(Vorliegender Text)
»»

Majestätische Veredelung
Im Sommer 2022 verkaufte Liam nicht weniger als 170.000 Tickets für seine beiden Knebworth-Konzerte und verpasste seinem fulminanten Comeback damit eine majestätische Veredelung. Lässt man die unsinnige und auch ein bisschen lächerliche Erwartung weg, dass man die Gigs von vor 26 Jahren neu erleben möchte, bekommt man auf dem vorliegenden „Knebworth 22“-Livealbum einen damals fast 50-jährigen Pop-Jesus in später Hochform. Geschickt changiert er zwischen unverzichtbaren Oasis-Klassikern der Marke „Slide Away“, „Some Might Say“ oder „Supersonic“ und vermengt dabei auch seine Solostücke mehr als geschickt. Das mit einem famosen Background-Chor ausgestattete „More Power“, das fantastische „Once“, aber auch das lange sträflich unterschätzte „Wall Of Glass“ wissen besonders zu überzeugen. Für Beady Eye-Songs bleibt in dieser Hitstafette kein Platz.

Gallagher ist in erster Linie ein Performer und kein Erschaffer. Das unterscheidet ihn seit Jahr und Tag von seinem kreativ genialeren Bruder Noel, der ihn mit einem feinen Soloalbum vor gut zwei Monaten nach einer Zeit der Dürre qualitativ wieder eingeholt hat. Doch wo der ältere Gallagher immer etwas verklemmt, sperrig und semicharismatisch wirkt, macht Liam seinen fehlenden Genius mit großer Schnauze, Scheißegal-Attitüde und einem Selbstvertrauen, mit dem man die gesamte Galaxie zweimal einwickeln könnte, locker wett. So erlaubt er sich während der beiden hier zusammengeschnittenen Knebworth-22-Gigs als überzeugter Manchester-City-Fan eine Breitseite gegen den Erzrivalen United und erntet dafür Buhrufe oder stapft mit seiner einzigartigen Nonchalance pseudoangesäuert über die Bühnenbretter. Eben der letzte echte Rockstar in einer Welt der zunehmenden Anpassung und Gleichschaltung.

Gewonnene Stimmreife
Die Stimme Gallaghers ist über die Jahre fein gereift. Nach diversen Zwischentiefs hantelte sich Liam über die Zwangspause während der Corona-Pandemie wieder zu Höchstleistungen auf. Gerade bei Songs wie dem autobiografischen Stampfer „Rock And Roll Star“ oder auch dem wesentlich gediegeneren „Everything’s Electric“ spürt man die dazugewonnene Tiefe und den Mut, sich bewusst von nicht mehr erreichbaren Sphären aus der Vergangenheit zu lösen. Dass mehr als die Hälfte der dargebotenen Songs zurück in die reichhaltige Oasis-Historie blicken, war erwartbar, dennoch scheut sich Liam nicht davor zurück, seine drei Soloalben in angemessener Art und Weise zu präsentieren. Hätten Oasis nicht die monsterschattige Vergangenheit, die auch über die beiden Brüder hängt wie eine Giftwolke, würde man so einige Solotracks des Mancunians zweifellos als kompositorischen Geniestreich abfeiern.

««

(Zu bearbeitende Aufgabe) Wiederhole wörtlich den Abschnitt der Rezension zum Livealbum „Knebworth 22“, der bei den Worten „Gallagher ist in“ einsetzt, und brich nach „Anpassung und Gleichschaltung.“ ab.

Gespeicherte Dateneinträge:
»»

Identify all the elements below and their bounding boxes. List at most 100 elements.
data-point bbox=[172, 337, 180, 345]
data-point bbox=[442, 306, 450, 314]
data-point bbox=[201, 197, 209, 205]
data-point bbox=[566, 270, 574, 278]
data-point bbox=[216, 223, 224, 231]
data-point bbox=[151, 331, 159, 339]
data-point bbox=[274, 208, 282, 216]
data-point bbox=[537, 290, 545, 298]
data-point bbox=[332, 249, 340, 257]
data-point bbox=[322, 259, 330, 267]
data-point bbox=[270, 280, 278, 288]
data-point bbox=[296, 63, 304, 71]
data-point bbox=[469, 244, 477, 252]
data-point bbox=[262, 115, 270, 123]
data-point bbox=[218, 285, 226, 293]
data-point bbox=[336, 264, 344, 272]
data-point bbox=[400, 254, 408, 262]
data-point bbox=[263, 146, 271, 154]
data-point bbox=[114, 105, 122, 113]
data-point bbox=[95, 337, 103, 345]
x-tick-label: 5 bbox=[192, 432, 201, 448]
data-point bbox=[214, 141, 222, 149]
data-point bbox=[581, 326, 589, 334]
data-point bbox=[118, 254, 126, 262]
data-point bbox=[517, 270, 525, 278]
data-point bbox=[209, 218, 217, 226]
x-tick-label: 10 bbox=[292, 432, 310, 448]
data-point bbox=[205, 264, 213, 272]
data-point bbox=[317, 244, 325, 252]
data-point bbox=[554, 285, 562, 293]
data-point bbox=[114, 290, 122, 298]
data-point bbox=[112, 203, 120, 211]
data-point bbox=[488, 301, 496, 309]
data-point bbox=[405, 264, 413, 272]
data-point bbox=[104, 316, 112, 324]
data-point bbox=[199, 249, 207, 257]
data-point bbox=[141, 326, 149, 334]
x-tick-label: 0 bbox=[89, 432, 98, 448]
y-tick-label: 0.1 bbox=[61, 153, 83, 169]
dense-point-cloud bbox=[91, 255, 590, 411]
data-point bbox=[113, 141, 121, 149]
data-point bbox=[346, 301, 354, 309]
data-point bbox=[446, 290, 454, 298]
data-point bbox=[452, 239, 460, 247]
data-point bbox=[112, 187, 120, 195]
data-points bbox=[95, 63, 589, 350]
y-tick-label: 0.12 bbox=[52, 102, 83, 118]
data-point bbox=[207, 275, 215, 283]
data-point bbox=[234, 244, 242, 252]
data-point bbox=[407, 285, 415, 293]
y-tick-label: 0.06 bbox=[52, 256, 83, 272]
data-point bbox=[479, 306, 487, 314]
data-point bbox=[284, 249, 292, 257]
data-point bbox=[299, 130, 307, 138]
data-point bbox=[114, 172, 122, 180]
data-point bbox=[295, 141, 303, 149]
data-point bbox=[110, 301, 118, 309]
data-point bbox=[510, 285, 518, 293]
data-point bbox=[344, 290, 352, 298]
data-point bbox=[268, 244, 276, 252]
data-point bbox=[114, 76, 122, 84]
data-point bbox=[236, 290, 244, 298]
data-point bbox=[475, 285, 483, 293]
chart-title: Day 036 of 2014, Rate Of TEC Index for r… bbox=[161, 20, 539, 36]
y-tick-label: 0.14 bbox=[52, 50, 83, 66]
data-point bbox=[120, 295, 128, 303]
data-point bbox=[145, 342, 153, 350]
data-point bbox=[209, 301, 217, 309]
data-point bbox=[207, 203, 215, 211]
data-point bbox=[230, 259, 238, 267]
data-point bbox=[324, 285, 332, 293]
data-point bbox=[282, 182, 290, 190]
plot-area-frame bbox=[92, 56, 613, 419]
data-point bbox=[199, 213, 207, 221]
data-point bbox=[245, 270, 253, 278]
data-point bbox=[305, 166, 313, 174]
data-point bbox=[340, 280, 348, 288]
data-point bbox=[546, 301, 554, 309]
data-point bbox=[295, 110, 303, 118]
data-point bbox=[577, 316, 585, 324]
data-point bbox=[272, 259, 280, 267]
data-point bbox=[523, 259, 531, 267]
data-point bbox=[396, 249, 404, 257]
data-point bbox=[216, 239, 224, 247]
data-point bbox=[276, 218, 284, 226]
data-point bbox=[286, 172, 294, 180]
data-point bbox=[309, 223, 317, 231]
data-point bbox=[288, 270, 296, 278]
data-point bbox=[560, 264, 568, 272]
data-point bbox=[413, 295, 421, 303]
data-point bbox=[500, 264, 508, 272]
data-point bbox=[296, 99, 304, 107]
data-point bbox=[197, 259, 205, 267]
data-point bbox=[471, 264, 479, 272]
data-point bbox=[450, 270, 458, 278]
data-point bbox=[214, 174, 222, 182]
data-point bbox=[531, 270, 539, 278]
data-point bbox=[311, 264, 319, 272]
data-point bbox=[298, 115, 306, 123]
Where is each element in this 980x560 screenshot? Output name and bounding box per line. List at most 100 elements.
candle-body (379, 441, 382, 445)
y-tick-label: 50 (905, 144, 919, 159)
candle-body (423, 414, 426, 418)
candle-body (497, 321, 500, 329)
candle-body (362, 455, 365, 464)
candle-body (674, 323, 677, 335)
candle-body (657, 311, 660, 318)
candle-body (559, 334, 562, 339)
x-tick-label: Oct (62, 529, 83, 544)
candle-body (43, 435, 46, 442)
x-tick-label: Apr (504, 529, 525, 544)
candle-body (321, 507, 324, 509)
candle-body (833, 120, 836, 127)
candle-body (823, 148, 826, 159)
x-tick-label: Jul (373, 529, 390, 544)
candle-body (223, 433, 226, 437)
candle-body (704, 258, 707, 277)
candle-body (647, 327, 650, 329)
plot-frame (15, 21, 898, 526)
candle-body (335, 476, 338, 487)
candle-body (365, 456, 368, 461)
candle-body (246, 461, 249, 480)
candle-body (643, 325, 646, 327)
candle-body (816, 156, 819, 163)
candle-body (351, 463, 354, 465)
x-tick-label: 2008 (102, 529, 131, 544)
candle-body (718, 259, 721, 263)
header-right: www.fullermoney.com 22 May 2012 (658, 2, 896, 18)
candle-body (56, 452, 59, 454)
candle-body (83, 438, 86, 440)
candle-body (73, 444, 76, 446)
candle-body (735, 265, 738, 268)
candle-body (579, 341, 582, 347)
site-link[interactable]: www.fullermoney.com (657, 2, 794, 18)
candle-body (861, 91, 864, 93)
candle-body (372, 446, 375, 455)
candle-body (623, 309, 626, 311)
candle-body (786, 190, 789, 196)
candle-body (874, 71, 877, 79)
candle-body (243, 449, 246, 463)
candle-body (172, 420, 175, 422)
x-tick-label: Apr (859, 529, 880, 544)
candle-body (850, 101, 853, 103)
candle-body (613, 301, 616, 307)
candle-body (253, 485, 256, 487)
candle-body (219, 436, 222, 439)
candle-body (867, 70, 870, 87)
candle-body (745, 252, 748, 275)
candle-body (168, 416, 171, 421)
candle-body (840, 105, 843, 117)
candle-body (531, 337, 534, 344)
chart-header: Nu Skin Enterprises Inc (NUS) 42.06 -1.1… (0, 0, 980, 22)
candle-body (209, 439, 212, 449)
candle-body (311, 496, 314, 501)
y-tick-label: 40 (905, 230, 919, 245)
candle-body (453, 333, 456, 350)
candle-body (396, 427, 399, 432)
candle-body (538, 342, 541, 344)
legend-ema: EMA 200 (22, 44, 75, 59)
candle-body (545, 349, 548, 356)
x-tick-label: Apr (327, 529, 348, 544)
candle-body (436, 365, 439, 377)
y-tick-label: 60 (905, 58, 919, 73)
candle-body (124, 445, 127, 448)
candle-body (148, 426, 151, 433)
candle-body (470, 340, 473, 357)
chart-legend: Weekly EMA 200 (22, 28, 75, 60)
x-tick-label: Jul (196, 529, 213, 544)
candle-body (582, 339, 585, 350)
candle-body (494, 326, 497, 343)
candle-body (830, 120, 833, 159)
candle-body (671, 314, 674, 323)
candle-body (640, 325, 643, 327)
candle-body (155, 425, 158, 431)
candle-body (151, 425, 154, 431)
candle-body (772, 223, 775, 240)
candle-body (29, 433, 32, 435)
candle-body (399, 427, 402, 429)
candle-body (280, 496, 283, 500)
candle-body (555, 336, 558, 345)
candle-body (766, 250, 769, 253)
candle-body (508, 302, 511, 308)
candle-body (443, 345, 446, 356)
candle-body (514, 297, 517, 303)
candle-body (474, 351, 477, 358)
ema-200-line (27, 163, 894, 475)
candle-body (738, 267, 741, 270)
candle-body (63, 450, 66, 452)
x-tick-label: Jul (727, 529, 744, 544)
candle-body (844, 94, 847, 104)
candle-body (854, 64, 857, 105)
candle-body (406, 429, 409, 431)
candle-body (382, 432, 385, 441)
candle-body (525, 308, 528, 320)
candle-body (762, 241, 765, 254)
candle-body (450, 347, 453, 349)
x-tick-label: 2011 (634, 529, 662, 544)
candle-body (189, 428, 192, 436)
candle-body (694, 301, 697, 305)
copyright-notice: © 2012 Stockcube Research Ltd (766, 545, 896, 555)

««

(Schriftliche Antwort)
Gallagher ist in erster Linie ein Performer und kein Erschaffer. Das unterscheidet ihn seit Jahr und Tag von seinem kreativ genialeren Bruder Noel, der ihn mit einem feinen Soloalbum vor gut zwei Monaten nach einer Zeit der Dürre qualitativ wieder eingeholt hat. Doch wo der ältere Gallagher immer etwas verklemmt, sperrig und semicharismatisch wirkt, macht Liam seinen fehlenden Genius mit großer Schnauze, Scheißegal-Attitüde und einem Selbstvertrauen, mit dem man die gesamte Galaxie zweimal einwickeln könnte, locker wett. So erlaubt er sich während der beiden hier zusammengeschnittenen Knebworth-22-Gigs als überzeugter Manchester-City-Fan eine Breitseite gegen den Erzrivalen United und erntet dafür Buhrufe oder stapft mit seiner einzigartigen Nonchalance pseudoangesäuert über die Bühnenbretter. Eben der letzte echte Rockstar in einer Welt der zunehmenden Anpassung und Gleichschaltung.